Data entries
§ §

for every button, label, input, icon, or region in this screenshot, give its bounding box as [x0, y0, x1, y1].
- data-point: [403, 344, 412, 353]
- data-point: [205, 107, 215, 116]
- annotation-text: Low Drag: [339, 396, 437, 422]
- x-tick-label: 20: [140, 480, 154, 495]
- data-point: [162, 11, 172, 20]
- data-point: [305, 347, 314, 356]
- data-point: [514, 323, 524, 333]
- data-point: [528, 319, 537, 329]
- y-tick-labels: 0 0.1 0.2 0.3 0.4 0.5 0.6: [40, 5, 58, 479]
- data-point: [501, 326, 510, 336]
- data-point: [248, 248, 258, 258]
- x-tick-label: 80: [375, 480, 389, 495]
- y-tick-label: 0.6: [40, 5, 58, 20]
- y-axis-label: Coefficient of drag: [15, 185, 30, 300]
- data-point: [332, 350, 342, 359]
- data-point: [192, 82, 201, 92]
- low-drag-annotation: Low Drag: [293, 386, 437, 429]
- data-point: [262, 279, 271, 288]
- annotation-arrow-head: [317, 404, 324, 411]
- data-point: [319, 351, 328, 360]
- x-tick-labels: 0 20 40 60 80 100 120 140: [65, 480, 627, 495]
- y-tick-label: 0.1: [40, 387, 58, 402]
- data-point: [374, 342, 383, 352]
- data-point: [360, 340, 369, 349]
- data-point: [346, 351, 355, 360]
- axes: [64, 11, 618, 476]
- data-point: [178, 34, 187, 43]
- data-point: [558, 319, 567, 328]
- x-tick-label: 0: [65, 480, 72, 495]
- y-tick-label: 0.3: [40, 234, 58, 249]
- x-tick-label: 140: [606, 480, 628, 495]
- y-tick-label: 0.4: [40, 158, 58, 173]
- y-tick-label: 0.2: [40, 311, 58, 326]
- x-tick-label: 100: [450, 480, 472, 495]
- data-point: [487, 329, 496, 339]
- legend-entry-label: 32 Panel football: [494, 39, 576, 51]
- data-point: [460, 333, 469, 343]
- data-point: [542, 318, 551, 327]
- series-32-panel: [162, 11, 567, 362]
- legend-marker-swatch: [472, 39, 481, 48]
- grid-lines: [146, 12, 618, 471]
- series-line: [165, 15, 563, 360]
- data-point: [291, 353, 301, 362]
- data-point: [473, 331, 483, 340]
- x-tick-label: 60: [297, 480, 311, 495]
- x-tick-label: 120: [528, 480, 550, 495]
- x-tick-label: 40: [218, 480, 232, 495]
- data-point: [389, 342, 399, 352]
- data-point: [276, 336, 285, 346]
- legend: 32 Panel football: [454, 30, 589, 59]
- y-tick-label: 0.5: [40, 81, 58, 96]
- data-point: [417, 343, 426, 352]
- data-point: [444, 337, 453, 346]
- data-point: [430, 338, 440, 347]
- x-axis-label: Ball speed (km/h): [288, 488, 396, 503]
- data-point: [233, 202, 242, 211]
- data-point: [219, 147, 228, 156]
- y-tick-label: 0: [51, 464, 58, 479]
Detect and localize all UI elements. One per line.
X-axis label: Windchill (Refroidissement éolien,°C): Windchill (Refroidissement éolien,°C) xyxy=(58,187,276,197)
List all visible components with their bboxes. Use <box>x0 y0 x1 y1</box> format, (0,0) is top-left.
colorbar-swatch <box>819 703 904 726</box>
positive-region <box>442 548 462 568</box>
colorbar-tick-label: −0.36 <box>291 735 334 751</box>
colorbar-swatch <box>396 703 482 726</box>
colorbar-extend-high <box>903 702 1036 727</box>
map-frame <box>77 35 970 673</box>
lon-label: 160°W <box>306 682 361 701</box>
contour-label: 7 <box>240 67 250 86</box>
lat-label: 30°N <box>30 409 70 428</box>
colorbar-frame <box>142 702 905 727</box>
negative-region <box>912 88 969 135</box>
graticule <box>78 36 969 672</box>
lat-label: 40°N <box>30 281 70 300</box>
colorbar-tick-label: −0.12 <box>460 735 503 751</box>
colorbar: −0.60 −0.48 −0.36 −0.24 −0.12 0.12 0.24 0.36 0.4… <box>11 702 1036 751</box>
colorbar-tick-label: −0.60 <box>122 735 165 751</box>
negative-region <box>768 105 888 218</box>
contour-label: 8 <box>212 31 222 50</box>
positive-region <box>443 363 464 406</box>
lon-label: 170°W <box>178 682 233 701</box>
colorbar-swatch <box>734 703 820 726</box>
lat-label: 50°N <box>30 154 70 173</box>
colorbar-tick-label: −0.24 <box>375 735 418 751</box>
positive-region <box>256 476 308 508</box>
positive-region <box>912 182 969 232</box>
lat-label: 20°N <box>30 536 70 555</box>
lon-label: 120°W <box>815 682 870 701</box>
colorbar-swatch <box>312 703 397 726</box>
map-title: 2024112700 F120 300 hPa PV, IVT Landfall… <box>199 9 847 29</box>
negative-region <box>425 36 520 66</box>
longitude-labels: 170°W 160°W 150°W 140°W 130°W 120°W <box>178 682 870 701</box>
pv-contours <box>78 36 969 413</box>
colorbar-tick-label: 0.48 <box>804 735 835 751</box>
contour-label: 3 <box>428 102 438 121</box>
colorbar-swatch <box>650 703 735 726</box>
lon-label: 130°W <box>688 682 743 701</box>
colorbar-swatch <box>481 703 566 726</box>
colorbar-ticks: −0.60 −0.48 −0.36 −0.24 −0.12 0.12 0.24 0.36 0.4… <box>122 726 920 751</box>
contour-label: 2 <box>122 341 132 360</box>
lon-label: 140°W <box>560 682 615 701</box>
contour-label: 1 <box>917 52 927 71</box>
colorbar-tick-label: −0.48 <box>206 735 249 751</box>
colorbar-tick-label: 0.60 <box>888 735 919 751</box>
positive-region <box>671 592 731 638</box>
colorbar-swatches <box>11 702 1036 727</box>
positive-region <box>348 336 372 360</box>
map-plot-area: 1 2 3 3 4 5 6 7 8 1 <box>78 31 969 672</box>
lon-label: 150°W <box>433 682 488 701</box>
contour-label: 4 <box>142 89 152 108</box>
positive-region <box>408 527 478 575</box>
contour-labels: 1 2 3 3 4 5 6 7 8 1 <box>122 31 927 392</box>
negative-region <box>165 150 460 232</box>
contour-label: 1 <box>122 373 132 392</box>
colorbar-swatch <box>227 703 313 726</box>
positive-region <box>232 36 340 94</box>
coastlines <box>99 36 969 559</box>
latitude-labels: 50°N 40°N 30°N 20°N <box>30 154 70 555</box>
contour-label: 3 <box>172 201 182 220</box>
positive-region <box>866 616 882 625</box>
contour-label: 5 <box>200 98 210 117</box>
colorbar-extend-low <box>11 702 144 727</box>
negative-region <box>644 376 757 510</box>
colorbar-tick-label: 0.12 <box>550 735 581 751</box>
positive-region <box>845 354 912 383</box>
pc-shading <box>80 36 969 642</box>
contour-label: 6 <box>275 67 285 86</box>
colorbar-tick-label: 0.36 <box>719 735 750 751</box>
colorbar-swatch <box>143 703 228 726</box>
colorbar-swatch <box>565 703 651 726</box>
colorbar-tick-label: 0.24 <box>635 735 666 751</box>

§ §

(What is required) Extract every line of the data above verbatim, with nothing altered or omitted.

(Task solution)
for every button, label, input, icon, or region in this screenshot, give its bounding box as [x0, y0, x1, y1].
- data-point: [403, 344, 412, 353]
- data-point: [205, 107, 215, 116]
- annotation-text: Low Drag: [339, 396, 437, 422]
- x-tick-label: 20: [140, 480, 154, 495]
- data-point: [162, 11, 172, 20]
- data-point: [305, 347, 314, 356]
- data-point: [514, 323, 524, 333]
- data-point: [528, 319, 537, 329]
- y-tick-labels: 0 0.1 0.2 0.3 0.4 0.5 0.6: [40, 5, 58, 479]
- data-point: [501, 326, 510, 336]
- data-point: [248, 248, 258, 258]
- x-tick-label: 80: [375, 480, 389, 495]
- y-tick-label: 0.6: [40, 5, 58, 20]
- y-axis-label: Coefficient of drag: [15, 185, 30, 300]
- data-point: [332, 350, 342, 359]
- data-point: [192, 82, 201, 92]
- low-drag-annotation: Low Drag: [293, 386, 437, 429]
- data-point: [262, 279, 271, 288]
- annotation-arrow-head: [317, 404, 324, 411]
- data-point: [319, 351, 328, 360]
- x-tick-labels: 0 20 40 60 80 100 120 140: [65, 480, 627, 495]
- y-tick-label: 0.1: [40, 387, 58, 402]
- data-point: [374, 342, 383, 352]
- data-point: [360, 340, 369, 349]
- data-point: [346, 351, 355, 360]
- axes: [64, 11, 618, 476]
- data-point: [178, 34, 187, 43]
- data-point: [558, 319, 567, 328]
- x-tick-label: 0: [65, 480, 72, 495]
- y-tick-label: 0.3: [40, 234, 58, 249]
- x-tick-label: 140: [606, 480, 628, 495]
- y-tick-label: 0.4: [40, 158, 58, 173]
- y-tick-label: 0.2: [40, 311, 58, 326]
- x-tick-label: 100: [450, 480, 472, 495]
- data-point: [487, 329, 496, 339]
- legend-entry-label: 32 Panel football: [494, 39, 576, 51]
- data-point: [460, 333, 469, 343]
- data-point: [542, 318, 551, 327]
- series-32-panel: [162, 11, 567, 362]
- legend-marker-swatch: [472, 39, 481, 48]
- grid-lines: [146, 12, 618, 471]
- series-line: [165, 15, 563, 360]
- data-point: [291, 353, 301, 362]
- data-point: [473, 331, 483, 340]
- x-tick-label: 60: [297, 480, 311, 495]
- x-tick-label: 120: [528, 480, 550, 495]
- x-tick-label: 40: [218, 480, 232, 495]
- data-point: [389, 342, 399, 352]
- data-point: [276, 336, 285, 346]
- legend: 32 Panel football: [454, 30, 589, 59]
- y-tick-label: 0.5: [40, 81, 58, 96]
- data-point: [417, 343, 426, 352]
- data-point: [444, 337, 453, 346]
- data-point: [430, 338, 440, 347]
- x-axis-label: Ball speed (km/h): [288, 488, 396, 503]
- data-point: [233, 202, 242, 211]
- data-point: [219, 147, 228, 156]
- y-tick-label: 0: [51, 464, 58, 479]
Detect and localize all UI elements. One per line.
X-axis label: Windchill (Refroidissement éolien,°C): Windchill (Refroidissement éolien,°C) xyxy=(58,187,276,197)
List all visible components with their bboxes. Use <box>x0 y0 x1 y1</box> format, (0,0) is top-left.
colorbar-swatch <box>819 703 904 726</box>
positive-region <box>442 548 462 568</box>
colorbar-tick-label: −0.36 <box>291 735 334 751</box>
colorbar-swatch <box>396 703 482 726</box>
colorbar-extend-high <box>903 702 1036 727</box>
map-frame <box>77 35 970 673</box>
lon-label: 160°W <box>306 682 361 701</box>
contour-label: 7 <box>240 67 250 86</box>
lat-label: 30°N <box>30 409 70 428</box>
colorbar-frame <box>142 702 905 727</box>
negative-region <box>912 88 969 135</box>
graticule <box>78 36 969 672</box>
lat-label: 40°N <box>30 281 70 300</box>
colorbar-tick-label: −0.12 <box>460 735 503 751</box>
colorbar: −0.60 −0.48 −0.36 −0.24 −0.12 0.12 0.24 0.36 0.4… <box>11 702 1036 751</box>
colorbar-tick-label: −0.60 <box>122 735 165 751</box>
negative-region <box>768 105 888 218</box>
contour-label: 8 <box>212 31 222 50</box>
positive-region <box>443 363 464 406</box>
lon-label: 170°W <box>178 682 233 701</box>
colorbar-swatch <box>734 703 820 726</box>
lat-label: 50°N <box>30 154 70 173</box>
colorbar-tick-label: −0.24 <box>375 735 418 751</box>
positive-region <box>256 476 308 508</box>
positive-region <box>912 182 969 232</box>
lat-label: 20°N <box>30 536 70 555</box>
lon-label: 120°W <box>815 682 870 701</box>
colorbar-swatch <box>312 703 397 726</box>
map-title: 2024112700 F120 300 hPa PV, IVT Landfall… <box>199 9 847 29</box>
negative-region <box>425 36 520 66</box>
longitude-labels: 170°W 160°W 150°W 140°W 130°W 120°W <box>178 682 870 701</box>
pv-contours <box>78 36 969 413</box>
colorbar-tick-label: 0.48 <box>804 735 835 751</box>
contour-label: 3 <box>428 102 438 121</box>
colorbar-swatch <box>650 703 735 726</box>
lon-label: 130°W <box>688 682 743 701</box>
colorbar-swatch <box>481 703 566 726</box>
colorbar-ticks: −0.60 −0.48 −0.36 −0.24 −0.12 0.12 0.24 0.36 0.4… <box>122 726 920 751</box>
contour-label: 2 <box>122 341 132 360</box>
lon-label: 140°W <box>560 682 615 701</box>
contour-label: 1 <box>917 52 927 71</box>
colorbar-tick-label: −0.48 <box>206 735 249 751</box>
colorbar-tick-label: 0.60 <box>888 735 919 751</box>
positive-region <box>671 592 731 638</box>
colorbar-swatches <box>11 702 1036 727</box>
positive-region <box>348 336 372 360</box>
map-plot-area: 1 2 3 3 4 5 6 7 8 1 <box>78 31 969 672</box>
lon-label: 150°W <box>433 682 488 701</box>
contour-label: 4 <box>142 89 152 108</box>
positive-region <box>408 527 478 575</box>
contour-labels: 1 2 3 3 4 5 6 7 8 1 <box>122 31 927 392</box>
negative-region <box>165 150 460 232</box>
contour-label: 1 <box>122 373 132 392</box>
colorbar-swatch <box>227 703 313 726</box>
positive-region <box>232 36 340 94</box>
coastlines <box>99 36 969 559</box>
latitude-labels: 50°N 40°N 30°N 20°N <box>30 154 70 555</box>
contour-label: 3 <box>172 201 182 220</box>
positive-region <box>866 616 882 625</box>
contour-label: 5 <box>200 98 210 117</box>
colorbar-extend-low <box>11 702 144 727</box>
negative-region <box>644 376 757 510</box>
colorbar-tick-label: 0.12 <box>550 735 581 751</box>
positive-region <box>845 354 912 383</box>
pc-shading <box>80 36 969 642</box>
contour-label: 6 <box>275 67 285 86</box>
colorbar-tick-label: 0.36 <box>719 735 750 751</box>
colorbar-swatch <box>143 703 228 726</box>
colorbar-swatch <box>565 703 651 726</box>
colorbar-tick-label: 0.24 <box>635 735 666 751</box>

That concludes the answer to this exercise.